--- start Record set ---

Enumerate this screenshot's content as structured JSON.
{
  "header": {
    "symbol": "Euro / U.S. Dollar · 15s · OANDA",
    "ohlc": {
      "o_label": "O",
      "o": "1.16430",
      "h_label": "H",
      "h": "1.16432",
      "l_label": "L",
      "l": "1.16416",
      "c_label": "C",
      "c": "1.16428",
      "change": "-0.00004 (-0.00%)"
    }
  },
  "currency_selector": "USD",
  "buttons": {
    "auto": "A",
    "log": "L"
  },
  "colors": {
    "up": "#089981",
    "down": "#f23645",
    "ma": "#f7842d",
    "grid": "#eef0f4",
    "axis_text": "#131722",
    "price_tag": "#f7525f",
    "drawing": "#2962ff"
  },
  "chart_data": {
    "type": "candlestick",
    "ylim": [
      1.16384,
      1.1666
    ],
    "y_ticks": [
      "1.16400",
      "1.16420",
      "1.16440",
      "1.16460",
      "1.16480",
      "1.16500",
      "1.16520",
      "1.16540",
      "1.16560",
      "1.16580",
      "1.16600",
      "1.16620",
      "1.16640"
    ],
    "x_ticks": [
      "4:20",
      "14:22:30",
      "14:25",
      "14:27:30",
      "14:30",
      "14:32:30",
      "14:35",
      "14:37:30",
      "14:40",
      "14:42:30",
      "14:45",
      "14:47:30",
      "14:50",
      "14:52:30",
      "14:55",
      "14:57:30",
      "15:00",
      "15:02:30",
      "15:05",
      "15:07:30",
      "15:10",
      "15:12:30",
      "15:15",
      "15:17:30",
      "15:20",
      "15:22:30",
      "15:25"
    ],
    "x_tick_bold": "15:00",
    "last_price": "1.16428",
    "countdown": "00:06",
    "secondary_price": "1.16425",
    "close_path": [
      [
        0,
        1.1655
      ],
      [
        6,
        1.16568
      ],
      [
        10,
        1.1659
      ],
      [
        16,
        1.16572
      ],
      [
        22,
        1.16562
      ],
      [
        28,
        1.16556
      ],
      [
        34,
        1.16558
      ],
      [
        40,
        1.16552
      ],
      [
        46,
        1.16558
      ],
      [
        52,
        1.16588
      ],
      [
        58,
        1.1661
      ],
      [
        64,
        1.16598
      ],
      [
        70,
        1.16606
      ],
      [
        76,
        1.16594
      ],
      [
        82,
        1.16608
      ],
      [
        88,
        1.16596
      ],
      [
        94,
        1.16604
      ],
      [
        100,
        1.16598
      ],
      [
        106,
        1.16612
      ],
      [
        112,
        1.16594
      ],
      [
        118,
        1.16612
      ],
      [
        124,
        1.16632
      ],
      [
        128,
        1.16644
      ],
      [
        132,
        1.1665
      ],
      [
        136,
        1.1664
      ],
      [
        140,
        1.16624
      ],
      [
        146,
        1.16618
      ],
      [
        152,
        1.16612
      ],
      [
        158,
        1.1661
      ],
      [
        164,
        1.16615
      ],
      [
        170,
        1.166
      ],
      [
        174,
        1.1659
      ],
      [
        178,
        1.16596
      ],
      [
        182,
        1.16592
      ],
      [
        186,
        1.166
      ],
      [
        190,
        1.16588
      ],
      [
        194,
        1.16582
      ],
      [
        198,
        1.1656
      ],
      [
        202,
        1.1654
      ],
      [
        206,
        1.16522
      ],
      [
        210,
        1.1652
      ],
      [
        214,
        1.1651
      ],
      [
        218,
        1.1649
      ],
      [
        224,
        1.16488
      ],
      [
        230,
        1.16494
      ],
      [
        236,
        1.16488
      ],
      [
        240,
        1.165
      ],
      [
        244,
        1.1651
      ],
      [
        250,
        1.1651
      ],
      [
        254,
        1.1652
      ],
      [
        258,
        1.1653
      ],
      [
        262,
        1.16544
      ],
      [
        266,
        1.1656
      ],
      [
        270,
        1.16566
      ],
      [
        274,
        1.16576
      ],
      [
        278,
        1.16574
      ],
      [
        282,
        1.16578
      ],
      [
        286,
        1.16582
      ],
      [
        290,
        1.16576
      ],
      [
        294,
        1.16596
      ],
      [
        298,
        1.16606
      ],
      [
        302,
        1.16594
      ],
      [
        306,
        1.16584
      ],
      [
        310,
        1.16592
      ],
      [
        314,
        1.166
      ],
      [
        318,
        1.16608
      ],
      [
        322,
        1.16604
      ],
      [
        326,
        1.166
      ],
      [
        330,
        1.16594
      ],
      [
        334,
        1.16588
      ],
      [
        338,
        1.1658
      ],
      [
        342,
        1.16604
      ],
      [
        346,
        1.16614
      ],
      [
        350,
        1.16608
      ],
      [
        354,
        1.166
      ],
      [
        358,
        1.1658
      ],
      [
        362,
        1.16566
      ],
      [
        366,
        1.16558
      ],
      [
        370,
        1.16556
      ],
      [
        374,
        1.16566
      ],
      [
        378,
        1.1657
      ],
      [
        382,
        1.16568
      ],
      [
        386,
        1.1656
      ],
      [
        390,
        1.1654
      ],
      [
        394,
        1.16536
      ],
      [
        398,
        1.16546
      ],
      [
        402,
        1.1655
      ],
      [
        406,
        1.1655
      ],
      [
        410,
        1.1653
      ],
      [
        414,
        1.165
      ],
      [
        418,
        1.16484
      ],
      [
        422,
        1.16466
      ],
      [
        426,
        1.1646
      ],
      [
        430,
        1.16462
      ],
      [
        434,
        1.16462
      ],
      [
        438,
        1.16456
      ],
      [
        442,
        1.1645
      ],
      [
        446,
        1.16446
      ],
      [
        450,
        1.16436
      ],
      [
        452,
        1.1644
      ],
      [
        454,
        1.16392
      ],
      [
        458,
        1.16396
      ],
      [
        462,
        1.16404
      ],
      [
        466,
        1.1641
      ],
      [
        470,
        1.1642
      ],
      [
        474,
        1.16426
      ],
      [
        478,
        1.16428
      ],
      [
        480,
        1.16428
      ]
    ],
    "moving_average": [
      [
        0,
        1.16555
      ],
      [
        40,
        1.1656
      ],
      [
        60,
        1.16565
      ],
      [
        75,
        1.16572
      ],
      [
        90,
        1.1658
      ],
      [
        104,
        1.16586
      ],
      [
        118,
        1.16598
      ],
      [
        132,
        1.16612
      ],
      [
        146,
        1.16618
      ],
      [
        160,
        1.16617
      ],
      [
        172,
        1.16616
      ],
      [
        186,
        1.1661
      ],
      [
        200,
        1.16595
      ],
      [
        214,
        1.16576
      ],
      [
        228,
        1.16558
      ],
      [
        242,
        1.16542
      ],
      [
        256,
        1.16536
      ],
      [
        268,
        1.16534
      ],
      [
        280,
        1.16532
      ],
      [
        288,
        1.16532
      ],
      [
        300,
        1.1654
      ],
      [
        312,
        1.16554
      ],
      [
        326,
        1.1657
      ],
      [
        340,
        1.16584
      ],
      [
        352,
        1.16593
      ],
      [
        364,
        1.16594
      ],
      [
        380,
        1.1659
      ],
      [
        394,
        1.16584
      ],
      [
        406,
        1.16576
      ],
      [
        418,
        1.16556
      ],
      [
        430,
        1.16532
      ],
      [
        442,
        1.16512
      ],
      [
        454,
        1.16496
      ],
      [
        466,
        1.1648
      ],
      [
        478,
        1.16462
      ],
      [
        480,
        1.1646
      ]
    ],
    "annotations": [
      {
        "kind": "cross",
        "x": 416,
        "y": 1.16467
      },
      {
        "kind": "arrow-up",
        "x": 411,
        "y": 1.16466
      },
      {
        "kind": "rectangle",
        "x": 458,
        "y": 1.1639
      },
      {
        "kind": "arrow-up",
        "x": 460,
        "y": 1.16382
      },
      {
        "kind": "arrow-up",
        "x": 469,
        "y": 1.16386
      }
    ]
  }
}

--- end Record set ---

Job: Every line above should be printed again exactly as it stands.

Worked answer:
Enumerate this screenshot's content as structured JSON.
{
  "header": {
    "symbol": "Euro / U.S. Dollar · 15s · OANDA",
    "ohlc": {
      "o_label": "O",
      "o": "1.16430",
      "h_label": "H",
      "h": "1.16432",
      "l_label": "L",
      "l": "1.16416",
      "c_label": "C",
      "c": "1.16428",
      "change": "-0.00004 (-0.00%)"
    }
  },
  "currency_selector": "USD",
  "buttons": {
    "auto": "A",
    "log": "L"
  },
  "colors": {
    "up": "#089981",
    "down": "#f23645",
    "ma": "#f7842d",
    "grid": "#eef0f4",
    "axis_text": "#131722",
    "price_tag": "#f7525f",
    "drawing": "#2962ff"
  },
  "chart_data": {
    "type": "candlestick",
    "ylim": [
      1.16384,
      1.1666
    ],
    "y_ticks": [
      "1.16400",
      "1.16420",
      "1.16440",
      "1.16460",
      "1.16480",
      "1.16500",
      "1.16520",
      "1.16540",
      "1.16560",
      "1.16580",
      "1.16600",
      "1.16620",
      "1.16640"
    ],
    "x_ticks": [
      "4:20",
      "14:22:30",
      "14:25",
      "14:27:30",
      "14:30",
      "14:32:30",
      "14:35",
      "14:37:30",
      "14:40",
      "14:42:30",
      "14:45",
      "14:47:30",
      "14:50",
      "14:52:30",
      "14:55",
      "14:57:30",
      "15:00",
      "15:02:30",
      "15:05",
      "15:07:30",
      "15:10",
      "15:12:30",
      "15:15",
      "15:17:30",
      "15:20",
      "15:22:30",
      "15:25"
    ],
    "x_tick_bold": "15:00",
    "last_price": "1.16428",
    "countdown": "00:06",
    "secondary_price": "1.16425",
    "close_path": [
      [
        0,
        1.1655
      ],
      [
        6,
        1.16568
      ],
      [
        10,
        1.1659
      ],
      [
        16,
        1.16572
      ],
      [
        22,
        1.16562
      ],
      [
        28,
        1.16556
      ],
      [
        34,
        1.16558
      ],
      [
        40,
        1.16552
      ],
      [
        46,
        1.16558
      ],
      [
        52,
        1.16588
      ],
      [
        58,
        1.1661
      ],
      [
        64,
        1.16598
      ],
      [
        70,
        1.16606
      ],
      [
        76,
        1.16594
      ],
      [
        82,
        1.16608
      ],
      [
        88,
        1.16596
      ],
      [
        94,
        1.16604
      ],
      [
        100,
        1.16598
      ],
      [
        106,
        1.16612
      ],
      [
        112,
        1.16594
      ],
      [
        118,
        1.16612
      ],
      [
        124,
        1.16632
      ],
      [
        128,
        1.16644
      ],
      [
        132,
        1.1665
      ],
      [
        136,
        1.1664
      ],
      [
        140,
        1.16624
      ],
      [
        146,
        1.16618
      ],
      [
        152,
        1.16612
      ],
      [
        158,
        1.1661
      ],
      [
        164,
        1.16615
      ],
      [
        170,
        1.166
      ],
      [
        174,
        1.1659
      ],
      [
        178,
        1.16596
      ],
      [
        182,
        1.16592
      ],
      [
        186,
        1.166
      ],
      [
        190,
        1.16588
      ],
      [
        194,
        1.16582
      ],
      [
        198,
        1.1656
      ],
      [
        202,
        1.1654
      ],
      [
        206,
        1.16522
      ],
      [
        210,
        1.1652
      ],
      [
        214,
        1.1651
      ],
      [
        218,
        1.1649
      ],
      [
        224,
        1.16488
      ],
      [
        230,
        1.16494
      ],
      [
        236,
        1.16488
      ],
      [
        240,
        1.165
      ],
      [
        244,
        1.1651
      ],
      [
        250,
        1.1651
      ],
      [
        254,
        1.1652
      ],
      [
        258,
        1.1653
      ],
      [
        262,
        1.16544
      ],
      [
        266,
        1.1656
      ],
      [
        270,
        1.16566
      ],
      [
        274,
        1.16576
      ],
      [
        278,
        1.16574
      ],
      [
        282,
        1.16578
      ],
      [
        286,
        1.16582
      ],
      [
        290,
        1.16576
      ],
      [
        294,
        1.16596
      ],
      [
        298,
        1.16606
      ],
      [
        302,
        1.16594
      ],
      [
        306,
        1.16584
      ],
      [
        310,
        1.16592
      ],
      [
        314,
        1.166
      ],
      [
        318,
        1.16608
      ],
      [
        322,
        1.16604
      ],
      [
        326,
        1.166
      ],
      [
        330,
        1.16594
      ],
      [
        334,
        1.16588
      ],
      [
        338,
        1.1658
      ],
      [
        342,
        1.16604
      ],
      [
        346,
        1.16614
      ],
      [
        350,
        1.16608
      ],
      [
        354,
        1.166
      ],
      [
        358,
        1.1658
      ],
      [
        362,
        1.16566
      ],
      [
        366,
        1.16558
      ],
      [
        370,
        1.16556
      ],
      [
        374,
        1.16566
      ],
      [
        378,
        1.1657
      ],
      [
        382,
        1.16568
      ],
      [
        386,
        1.1656
      ],
      [
        390,
        1.1654
      ],
      [
        394,
        1.16536
      ],
      [
        398,
        1.16546
      ],
      [
        402,
        1.1655
      ],
      [
        406,
        1.1655
      ],
      [
        410,
        1.1653
      ],
      [
        414,
        1.165
      ],
      [
        418,
        1.16484
      ],
      [
        422,
        1.16466
      ],
      [
        426,
        1.1646
      ],
      [
        430,
        1.16462
      ],
      [
        434,
        1.16462
      ],
      [
        438,
        1.16456
      ],
      [
        442,
        1.1645
      ],
      [
        446,
        1.16446
      ],
      [
        450,
        1.16436
      ],
      [
        452,
        1.1644
      ],
      [
        454,
        1.16392
      ],
      [
        458,
        1.16396
      ],
      [
        462,
        1.16404
      ],
      [
        466,
        1.1641
      ],
      [
        470,
        1.1642
      ],
      [
        474,
        1.16426
      ],
      [
        478,
        1.16428
      ],
      [
        480,
        1.16428
      ]
    ],
    "moving_average": [
      [
        0,
        1.16555
      ],
      [
        40,
        1.1656
      ],
      [
        60,
        1.16565
      ],
      [
        75,
        1.16572
      ],
      [
        90,
        1.1658
      ],
      [
        104,
        1.16586
      ],
      [
        118,
        1.16598
      ],
      [
        132,
        1.16612
      ],
      [
        146,
        1.16618
      ],
      [
        160,
        1.16617
      ],
      [
        172,
        1.16616
      ],
      [
        186,
        1.1661
      ],
      [
        200,
        1.16595
      ],
      [
        214,
        1.16576
      ],
      [
        228,
        1.16558
      ],
      [
        242,
        1.16542
      ],
      [
        256,
        1.16536
      ],
      [
        268,
        1.16534
      ],
      [
        280,
        1.16532
      ],
      [
        288,
        1.16532
      ],
      [
        300,
        1.1654
      ],
      [
        312,
        1.16554
      ],
      [
        326,
        1.1657
      ],
      [
        340,
        1.16584
      ],
      [
        352,
        1.16593
      ],
      [
        364,
        1.16594
      ],
      [
        380,
        1.1659
      ],
      [
        394,
        1.16584
      ],
      [
        406,
        1.16576
      ],
      [
        418,
        1.16556
      ],
      [
        430,
        1.16532
      ],
      [
        442,
        1.16512
      ],
      [
        454,
        1.16496
      ],
      [
        466,
        1.1648
      ],
      [
        478,
        1.16462
      ],
      [
        480,
        1.1646
      ]
    ],
    "annotations": [
      {
        "kind": "cross",
        "x": 416,
        "y": 1.16467
      },
      {
        "kind": "arrow-up",
        "x": 411,
        "y": 1.16466
      },
      {
        "kind": "rectangle",
        "x": 458,
        "y": 1.1639
      },
      {
        "kind": "arrow-up",
        "x": 460,
        "y": 1.16382
      },
      {
        "kind": "arrow-up",
        "x": 469,
        "y": 1.16386
      }
    ]
  }
}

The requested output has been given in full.